▶ _Short problem_:
Reproduce the data exactly.

▶ _Listing_:
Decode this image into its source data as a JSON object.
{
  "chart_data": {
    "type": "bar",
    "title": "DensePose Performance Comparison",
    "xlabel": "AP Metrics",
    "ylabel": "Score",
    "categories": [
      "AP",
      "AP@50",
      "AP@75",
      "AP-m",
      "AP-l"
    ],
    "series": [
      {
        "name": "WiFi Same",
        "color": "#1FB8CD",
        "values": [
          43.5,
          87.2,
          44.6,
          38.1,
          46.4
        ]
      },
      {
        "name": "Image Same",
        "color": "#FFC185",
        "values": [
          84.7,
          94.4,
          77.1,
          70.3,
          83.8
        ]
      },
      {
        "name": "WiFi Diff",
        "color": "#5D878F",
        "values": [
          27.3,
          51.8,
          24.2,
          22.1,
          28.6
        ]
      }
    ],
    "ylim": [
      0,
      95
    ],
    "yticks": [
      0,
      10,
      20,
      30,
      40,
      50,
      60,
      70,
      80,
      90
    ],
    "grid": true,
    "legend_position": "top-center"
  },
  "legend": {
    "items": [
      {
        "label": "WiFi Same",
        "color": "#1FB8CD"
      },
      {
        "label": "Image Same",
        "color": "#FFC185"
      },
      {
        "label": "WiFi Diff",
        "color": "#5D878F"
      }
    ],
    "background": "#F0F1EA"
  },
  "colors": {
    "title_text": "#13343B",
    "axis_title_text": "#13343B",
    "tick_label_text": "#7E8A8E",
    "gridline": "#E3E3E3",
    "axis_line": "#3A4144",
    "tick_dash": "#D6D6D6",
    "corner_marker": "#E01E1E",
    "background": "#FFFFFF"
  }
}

▶ _Answer for this exercise_:
Decode this image into its source data as a JSON object.
{
  "chart_data": {
    "type": "bar",
    "title": "DensePose Performance Comparison",
    "xlabel": "AP Metrics",
    "ylabel": "Score",
    "categories": [
      "AP",
      "AP@50",
      "AP@75",
      "AP-m",
      "AP-l"
    ],
    "series": [
      {
        "name": "WiFi Same",
        "color": "#1FB8CD",
        "values": [
          43.5,
          87.2,
          44.6,
          38.1,
          46.4
        ]
      },
      {
        "name": "Image Same",
        "color": "#FFC185",
        "values": [
          84.7,
          94.4,
          77.1,
          70.3,
          83.8
        ]
      },
      {
        "name": "WiFi Diff",
        "color": "#5D878F",
        "values": [
          27.3,
          51.8,
          24.2,
          22.1,
          28.6
        ]
      }
    ],
    "ylim": [
      0,
      95
    ],
    "yticks": [
      0,
      10,
      20,
      30,
      40,
      50,
      60,
      70,
      80,
      90
    ],
    "grid": true,
    "legend_position": "top-center"
  },
  "legend": {
    "items": [
      {
        "label": "WiFi Same",
        "color": "#1FB8CD"
      },
      {
        "label": "Image Same",
        "color": "#FFC185"
      },
      {
        "label": "WiFi Diff",
        "color": "#5D878F"
      }
    ],
    "background": "#F0F1EA"
  },
  "colors": {
    "title_text": "#13343B",
    "axis_title_text": "#13343B",
    "tick_label_text": "#7E8A8E",
    "gridline": "#E3E3E3",
    "axis_line": "#3A4144",
    "tick_dash": "#D6D6D6",
    "corner_marker": "#E01E1E",
    "background": "#FFFFFF"
  }
}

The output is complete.